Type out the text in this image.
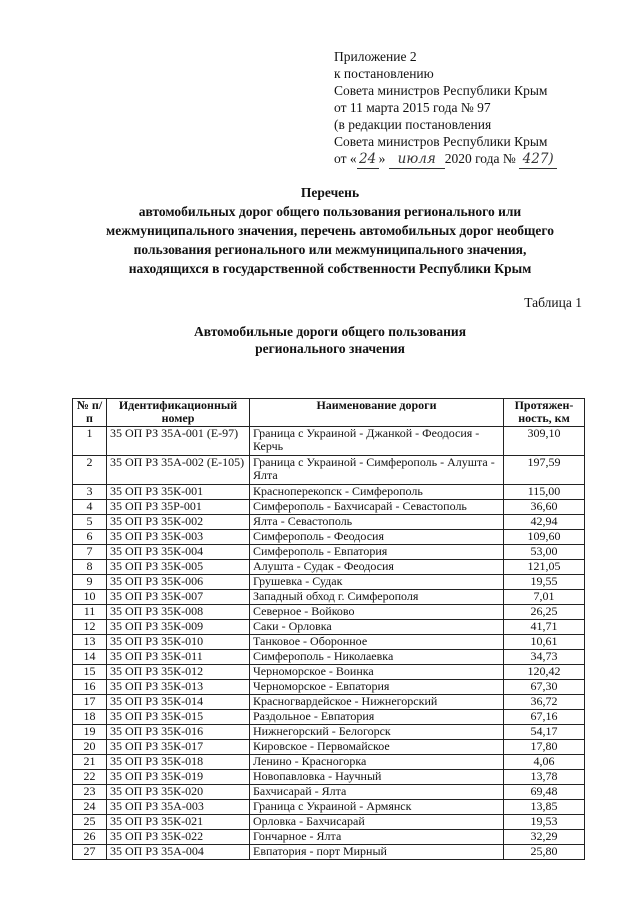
Приложение 2
к постановлению
Совета министров Республики Крым
от 11 марта 2015 года № 97
(в редакции постановления
Совета министров Республики Крым
от « 24 » июля 2020 года № 427)
Перечень
автомобильных дорог общего пользования регионального или
межмуниципального значения, перечень автомобильных дорог необщего
пользования регионального или межмуниципального значения,
находящихся в государственной собственности Республики Крым
Таблица 1
Автомобильные дороги общего пользования
регионального значения
№ п/п	Идентификационный номер	Наименование дороги	Протяжен-ность, км
1	35 ОП РЗ 35А-001 (Е-97)	Граница с Украиной - Джанкой - Феодосия - Керчь	309,10
2	35 ОП РЗ 35А-002 (Е-105)	Граница с Украиной - Симферополь - Алушта - Ялта	197,59
3	35 ОП РЗ 35К-001	Красноперекопск - Симферополь	115,00
4	35 ОП РЗ 35Р-001	Симферополь - Бахчисарай - Севастополь	36,60
5	35 ОП РЗ 35К-002	Ялта - Севастополь	42,94
6	35 ОП РЗ 35К-003	Симферополь - Феодосия	109,60
7	35 ОП РЗ 35К-004	Симферополь - Евпатория	53,00
8	35 ОП РЗ 35К-005	Алушта - Судак - Феодосия	121,05
9	35 ОП РЗ 35К-006	Грушевка - Судак	19,55
10	35 ОП РЗ 35К-007	Западный обход г. Симферополя	7,01
11	35 ОП РЗ 35К-008	Северное - Войково	26,25
12	35 ОП РЗ 35К-009	Саки - Орловка	41,71
13	35 ОП РЗ 35К-010	Танковое - Оборонное	10,61
14	35 ОП РЗ 35К-011	Симферополь - Николаевка	34,73
15	35 ОП РЗ 35К-012	Черноморское - Воинка	120,42
16	35 ОП РЗ 35К-013	Черноморское - Евпатория	67,30
17	35 ОП РЗ 35К-014	Красногвардейское - Нижнегорский	36,72
18	35 ОП РЗ 35К-015	Раздольное - Евпатория	67,16
19	35 ОП РЗ 35К-016	Нижнегорский - Белогорск	54,17
20	35 ОП РЗ 35К-017	Кировское - Первомайское	17,80
21	35 ОП РЗ 35К-018	Ленино - Красногорка	4,06
22	35 ОП РЗ 35К-019	Новопавловка - Научный	13,78
23	35 ОП РЗ 35К-020	Бахчисарай - Ялта	69,48
24	35 ОП РЗ 35А-003	Граница с Украиной - Армянск	13,85
25	35 ОП РЗ 35К-021	Орловка - Бахчисарай	19,53
26	35 ОП РЗ 35К-022	Гончарное - Ялта	32,29
27	35 ОП РЗ 35А-004	Евпатория - порт Мирный	25,80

# EXERCISE BRIEF
Copy out the whole listing exactly, and don't carry over any pictures.

# RESPONSE
Type out the text in this image.
Приложение 2
к постановлению
Совета министров Республики Крым
от 11 марта 2015 года № 97
(в редакции постановления
Совета министров Республики Крым
от « 24 » июля 2020 года № 427)
Перечень
автомобильных дорог общего пользования регионального или
межмуниципального значения, перечень автомобильных дорог необщего
пользования регионального или межмуниципального значения,
находящихся в государственной собственности Республики Крым
Таблица 1
Автомобильные дороги общего пользования
регионального значения
№ п/п	Идентификационный номер	Наименование дороги	Протяжен-ность, км
1	35 ОП РЗ 35А-001 (Е-97)	Граница с Украиной - Джанкой - Феодосия - Керчь	309,10
2	35 ОП РЗ 35А-002 (Е-105)	Граница с Украиной - Симферополь - Алушта - Ялта	197,59
3	35 ОП РЗ 35К-001	Красноперекопск - Симферополь	115,00
4	35 ОП РЗ 35Р-001	Симферополь - Бахчисарай - Севастополь	36,60
5	35 ОП РЗ 35К-002	Ялта - Севастополь	42,94
6	35 ОП РЗ 35К-003	Симферополь - Феодосия	109,60
7	35 ОП РЗ 35К-004	Симферополь - Евпатория	53,00
8	35 ОП РЗ 35К-005	Алушта - Судак - Феодосия	121,05
9	35 ОП РЗ 35К-006	Грушевка - Судак	19,55
10	35 ОП РЗ 35К-007	Западный обход г. Симферополя	7,01
11	35 ОП РЗ 35К-008	Северное - Войково	26,25
12	35 ОП РЗ 35К-009	Саки - Орловка	41,71
13	35 ОП РЗ 35К-010	Танковое - Оборонное	10,61
14	35 ОП РЗ 35К-011	Симферополь - Николаевка	34,73
15	35 ОП РЗ 35К-012	Черноморское - Воинка	120,42
16	35 ОП РЗ 35К-013	Черноморское - Евпатория	67,30
17	35 ОП РЗ 35К-014	Красногвардейское - Нижнегорский	36,72
18	35 ОП РЗ 35К-015	Раздольное - Евпатория	67,16
19	35 ОП РЗ 35К-016	Нижнегорский - Белогорск	54,17
20	35 ОП РЗ 35К-017	Кировское - Первомайское	17,80
21	35 ОП РЗ 35К-018	Ленино - Красногорка	4,06
22	35 ОП РЗ 35К-019	Новопавловка - Научный	13,78
23	35 ОП РЗ 35К-020	Бахчисарай - Ялта	69,48
24	35 ОП РЗ 35А-003	Граница с Украиной - Армянск	13,85
25	35 ОП РЗ 35К-021	Орловка - Бахчисарай	19,53
26	35 ОП РЗ 35К-022	Гончарное - Ялта	32,29
27	35 ОП РЗ 35А-004	Евпатория - порт Мирный	25,80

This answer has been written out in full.